_THE PROBLEM:_ Leave out the pictures and repeat the data exactly.

_GIVEN RECORDS:_
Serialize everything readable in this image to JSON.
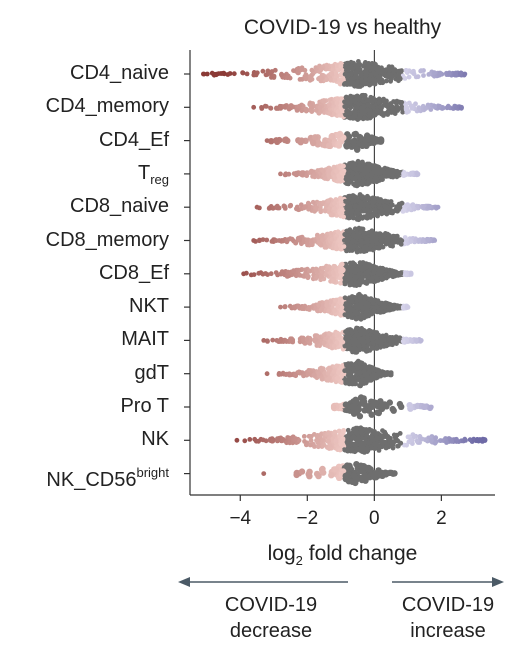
{
  "title": "COVID-19 vs healthy",
  "xlabel": {
    "main": "log",
    "sub": "2",
    "rest": " fold change"
  },
  "direction": {
    "left": [
      "COVID-19",
      "decrease"
    ],
    "right": [
      "COVID-19",
      "increase"
    ]
  },
  "colors": {
    "decrease_dark": "#8b3a36",
    "decrease_light": "#efc9c4",
    "neutral": "#6e6e6e",
    "increase_light": "#d6d3ea",
    "increase_dark": "#6e6aa6",
    "axis": "#333333"
  },
  "chart_data": {
    "type": "scatter",
    "style": "beeswarm",
    "title": "COVID-19 vs healthy",
    "xlabel": "log2 fold change",
    "xlim": [
      -5.5,
      3.6
    ],
    "xticks": [
      -4,
      -2,
      0,
      2
    ],
    "xtick_labels": [
      "−4",
      "−2",
      "0",
      "2"
    ],
    "zero_line": true,
    "categories": [
      {
        "label": "CD4_naive",
        "sup": "",
        "sub": "",
        "min": -5.1,
        "max": 2.7,
        "dense": true
      },
      {
        "label": "CD4_memory",
        "sup": "",
        "sub": "",
        "min": -3.6,
        "max": 2.6,
        "dense": true
      },
      {
        "label": "CD4_Ef",
        "sup": "",
        "sub": "",
        "min": -3.2,
        "max": 0.2,
        "dense": false
      },
      {
        "label": "T",
        "sup": "",
        "sub": "reg",
        "min": -2.8,
        "max": 1.3,
        "dense": true
      },
      {
        "label": "CD8_naive",
        "sup": "",
        "sub": "",
        "min": -3.5,
        "max": 1.9,
        "dense": true
      },
      {
        "label": "CD8_memory",
        "sup": "",
        "sub": "",
        "min": -3.6,
        "max": 1.8,
        "dense": true
      },
      {
        "label": "CD8_Ef",
        "sup": "",
        "sub": "",
        "min": -3.9,
        "max": 1.1,
        "dense": true
      },
      {
        "label": "NKT",
        "sup": "",
        "sub": "",
        "min": -2.8,
        "max": 1.0,
        "dense": true
      },
      {
        "label": "MAIT",
        "sup": "",
        "sub": "",
        "min": -3.3,
        "max": 1.4,
        "dense": true
      },
      {
        "label": "gdT",
        "sup": "",
        "sub": "",
        "min": -3.2,
        "max": 0.5,
        "dense": true
      },
      {
        "label": "Pro T",
        "sup": "",
        "sub": "",
        "min": -1.2,
        "max": 1.7,
        "dense": false
      },
      {
        "label": "NK",
        "sup": "",
        "sub": "",
        "min": -4.1,
        "max": 3.3,
        "dense": true
      },
      {
        "label": "NK_CD56",
        "sup": "bright",
        "sub": "",
        "min": -3.3,
        "max": 0.6,
        "dense": false
      }
    ]
  }
}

_RESULT OF THE EXERCISE:_
Serialize everything readable in this image to JSON.
{
  "title": "COVID-19 vs healthy",
  "xlabel": {
    "main": "log",
    "sub": "2",
    "rest": " fold change"
  },
  "direction": {
    "left": [
      "COVID-19",
      "decrease"
    ],
    "right": [
      "COVID-19",
      "increase"
    ]
  },
  "colors": {
    "decrease_dark": "#8b3a36",
    "decrease_light": "#efc9c4",
    "neutral": "#6e6e6e",
    "increase_light": "#d6d3ea",
    "increase_dark": "#6e6aa6",
    "axis": "#333333"
  },
  "chart_data": {
    "type": "scatter",
    "style": "beeswarm",
    "title": "COVID-19 vs healthy",
    "xlabel": "log2 fold change",
    "xlim": [
      -5.5,
      3.6
    ],
    "xticks": [
      -4,
      -2,
      0,
      2
    ],
    "xtick_labels": [
      "−4",
      "−2",
      "0",
      "2"
    ],
    "zero_line": true,
    "categories": [
      {
        "label": "CD4_naive",
        "sup": "",
        "sub": "",
        "min": -5.1,
        "max": 2.7,
        "dense": true
      },
      {
        "label": "CD4_memory",
        "sup": "",
        "sub": "",
        "min": -3.6,
        "max": 2.6,
        "dense": true
      },
      {
        "label": "CD4_Ef",
        "sup": "",
        "sub": "",
        "min": -3.2,
        "max": 0.2,
        "dense": false
      },
      {
        "label": "T",
        "sup": "",
        "sub": "reg",
        "min": -2.8,
        "max": 1.3,
        "dense": true
      },
      {
        "label": "CD8_naive",
        "sup": "",
        "sub": "",
        "min": -3.5,
        "max": 1.9,
        "dense": true
      },
      {
        "label": "CD8_memory",
        "sup": "",
        "sub": "",
        "min": -3.6,
        "max": 1.8,
        "dense": true
      },
      {
        "label": "CD8_Ef",
        "sup": "",
        "sub": "",
        "min": -3.9,
        "max": 1.1,
        "dense": true
      },
      {
        "label": "NKT",
        "sup": "",
        "sub": "",
        "min": -2.8,
        "max": 1.0,
        "dense": true
      },
      {
        "label": "MAIT",
        "sup": "",
        "sub": "",
        "min": -3.3,
        "max": 1.4,
        "dense": true
      },
      {
        "label": "gdT",
        "sup": "",
        "sub": "",
        "min": -3.2,
        "max": 0.5,
        "dense": true
      },
      {
        "label": "Pro T",
        "sup": "",
        "sub": "",
        "min": -1.2,
        "max": 1.7,
        "dense": false
      },
      {
        "label": "NK",
        "sup": "",
        "sub": "",
        "min": -4.1,
        "max": 3.3,
        "dense": true
      },
      {
        "label": "NK_CD56",
        "sup": "bright",
        "sub": "",
        "min": -3.3,
        "max": 0.6,
        "dense": false
      }
    ]
  }
}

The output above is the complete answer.